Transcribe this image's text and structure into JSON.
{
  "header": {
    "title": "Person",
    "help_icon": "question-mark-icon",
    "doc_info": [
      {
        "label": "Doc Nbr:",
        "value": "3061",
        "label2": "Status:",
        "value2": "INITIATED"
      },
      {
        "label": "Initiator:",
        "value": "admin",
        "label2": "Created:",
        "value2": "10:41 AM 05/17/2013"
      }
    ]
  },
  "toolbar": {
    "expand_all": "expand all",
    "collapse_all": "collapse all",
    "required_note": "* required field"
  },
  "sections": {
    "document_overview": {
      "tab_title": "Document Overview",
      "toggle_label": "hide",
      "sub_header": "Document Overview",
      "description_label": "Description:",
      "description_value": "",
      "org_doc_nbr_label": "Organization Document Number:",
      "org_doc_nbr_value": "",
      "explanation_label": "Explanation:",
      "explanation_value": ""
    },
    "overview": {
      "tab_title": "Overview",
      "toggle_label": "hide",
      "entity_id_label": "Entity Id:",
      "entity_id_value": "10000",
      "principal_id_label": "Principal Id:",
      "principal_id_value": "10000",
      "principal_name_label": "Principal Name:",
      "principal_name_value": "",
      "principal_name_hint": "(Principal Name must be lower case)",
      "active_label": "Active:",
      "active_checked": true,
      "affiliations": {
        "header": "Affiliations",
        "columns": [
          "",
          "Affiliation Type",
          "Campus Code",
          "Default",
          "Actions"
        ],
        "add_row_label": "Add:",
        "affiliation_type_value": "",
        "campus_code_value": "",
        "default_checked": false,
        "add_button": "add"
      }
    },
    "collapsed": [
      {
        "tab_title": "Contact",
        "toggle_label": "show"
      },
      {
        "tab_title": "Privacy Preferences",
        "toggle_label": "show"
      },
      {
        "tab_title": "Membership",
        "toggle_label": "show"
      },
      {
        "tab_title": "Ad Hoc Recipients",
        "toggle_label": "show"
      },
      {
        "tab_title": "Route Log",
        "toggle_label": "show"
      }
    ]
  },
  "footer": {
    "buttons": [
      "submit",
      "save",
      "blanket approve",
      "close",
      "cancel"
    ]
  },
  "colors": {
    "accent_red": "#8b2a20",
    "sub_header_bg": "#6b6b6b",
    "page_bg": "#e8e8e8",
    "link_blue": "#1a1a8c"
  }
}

********

## Exercise requirements
Copy out every entry again, exactly as it was given.

## Answer in full
Transcribe this image's text and structure into JSON.
{
  "header": {
    "title": "Person",
    "help_icon": "question-mark-icon",
    "doc_info": [
      {
        "label": "Doc Nbr:",
        "value": "3061",
        "label2": "Status:",
        "value2": "INITIATED"
      },
      {
        "label": "Initiator:",
        "value": "admin",
        "label2": "Created:",
        "value2": "10:41 AM 05/17/2013"
      }
    ]
  },
  "toolbar": {
    "expand_all": "expand all",
    "collapse_all": "collapse all",
    "required_note": "* required field"
  },
  "sections": {
    "document_overview": {
      "tab_title": "Document Overview",
      "toggle_label": "hide",
      "sub_header": "Document Overview",
      "description_label": "Description:",
      "description_value": "",
      "org_doc_nbr_label": "Organization Document Number:",
      "org_doc_nbr_value": "",
      "explanation_label": "Explanation:",
      "explanation_value": ""
    },
    "overview": {
      "tab_title": "Overview",
      "toggle_label": "hide",
      "entity_id_label": "Entity Id:",
      "entity_id_value": "10000",
      "principal_id_label": "Principal Id:",
      "principal_id_value": "10000",
      "principal_name_label": "Principal Name:",
      "principal_name_value": "",
      "principal_name_hint": "(Principal Name must be lower case)",
      "active_label": "Active:",
      "active_checked": true,
      "affiliations": {
        "header": "Affiliations",
        "columns": [
          "",
          "Affiliation Type",
          "Campus Code",
          "Default",
          "Actions"
        ],
        "add_row_label": "Add:",
        "affiliation_type_value": "",
        "campus_code_value": "",
        "default_checked": false,
        "add_button": "add"
      }
    },
    "collapsed": [
      {
        "tab_title": "Contact",
        "toggle_label": "show"
      },
      {
        "tab_title": "Privacy Preferences",
        "toggle_label": "show"
      },
      {
        "tab_title": "Membership",
        "toggle_label": "show"
      },
      {
        "tab_title": "Ad Hoc Recipients",
        "toggle_label": "show"
      },
      {
        "tab_title": "Route Log",
        "toggle_label": "show"
      }
    ]
  },
  "footer": {
    "buttons": [
      "submit",
      "save",
      "blanket approve",
      "close",
      "cancel"
    ]
  },
  "colors": {
    "accent_red": "#8b2a20",
    "sub_header_bg": "#6b6b6b",
    "page_bg": "#e8e8e8",
    "link_blue": "#1a1a8c"
  }
}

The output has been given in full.